**Data supplied**
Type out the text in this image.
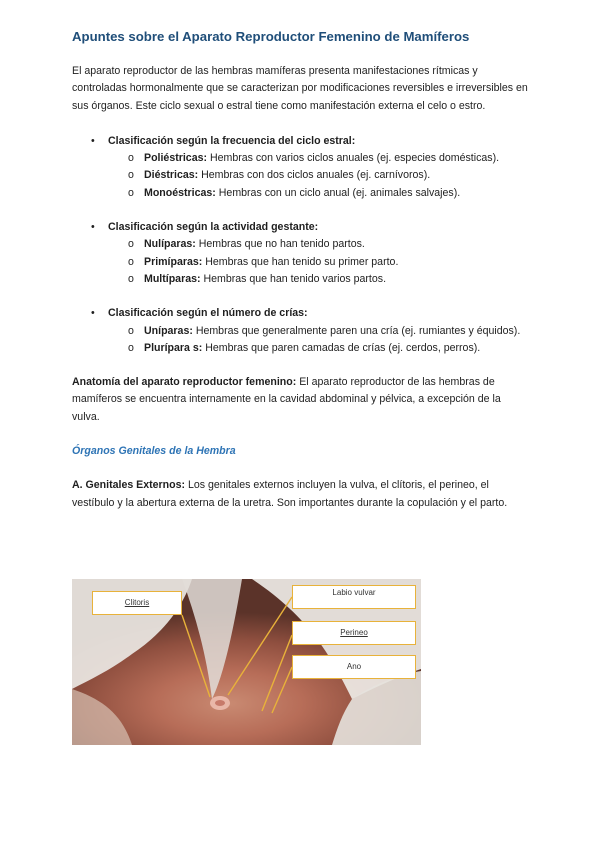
Apuntes sobre el Aparato Reproductor Femenino de Mamíferos

El aparato reproductor de las hembras mamíferas presenta manifestaciones rítmicas y controladas hormonalmente que se caracterizan por modificaciones reversibles e irreversibles en sus órganos. Este ciclo sexual o estral tiene como manifestación externa el celo o estro.

• Clasificación según la frecuencia del ciclo estral:
o Poliéstricas: Hembras con varios ciclos anuales (ej. especies domésticas).
o Diéstricas: Hembras con dos ciclos anuales (ej. carnívoros).
o Monoéstricas: Hembras con un ciclo anual (ej. animales salvajes).
• Clasificación según la actividad gestante:
o Nulíparas: Hembras que no han tenido partos.
o Primíparas: Hembras que han tenido su primer parto.
o Multíparas: Hembras que han tenido varios partos.
• Clasificación según el número de crías:
o Uníparas: Hembras que generalmente paren una cría (ej. rumiantes y équidos).
o Plurípara s: Hembras que paren camadas de crías (ej. cerdos, perros).

Anatomía del aparato reproductor femenino: El aparato reproductor de las hembras de mamíferos se encuentra internamente en la cavidad abdominal y pélvica, a excepción de la vulva.

Órganos Genitales de la Hembra

A. Genitales Externos: Los genitales externos incluyen la vulva, el clítoris, el perineo, el vestíbulo y la abertura externa de la uretra. Son importantes durante la copulación y el parto.

Clitoris
Labio vulvar
Perineo
Ano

**Work required**
Pictures are not part of the copy; reproduce everything else in the records exactly.

**Expected answer**
Type out the text in this image.
Apuntes sobre el Aparato Reproductor Femenino de Mamíferos

El aparato reproductor de las hembras mamíferas presenta manifestaciones rítmicas y controladas hormonalmente que se caracterizan por modificaciones reversibles e irreversibles en sus órganos. Este ciclo sexual o estral tiene como manifestación externa el celo o estro.

• Clasificación según la frecuencia del ciclo estral:
o Poliéstricas: Hembras con varios ciclos anuales (ej. especies domésticas).
o Diéstricas: Hembras con dos ciclos anuales (ej. carnívoros).
o Monoéstricas: Hembras con un ciclo anual (ej. animales salvajes).
• Clasificación según la actividad gestante:
o Nulíparas: Hembras que no han tenido partos.
o Primíparas: Hembras que han tenido su primer parto.
o Multíparas: Hembras que han tenido varios partos.
• Clasificación según el número de crías:
o Uníparas: Hembras que generalmente paren una cría (ej. rumiantes y équidos).
o Plurípara s: Hembras que paren camadas de crías (ej. cerdos, perros).

Anatomía del aparato reproductor femenino: El aparato reproductor de las hembras de mamíferos se encuentra internamente en la cavidad abdominal y pélvica, a excepción de la vulva.

Órganos Genitales de la Hembra

A. Genitales Externos: Los genitales externos incluyen la vulva, el clítoris, el perineo, el vestíbulo y la abertura externa de la uretra. Son importantes durante la copulación y el parto.

Clitoris
Labio vulvar
Perineo
Ano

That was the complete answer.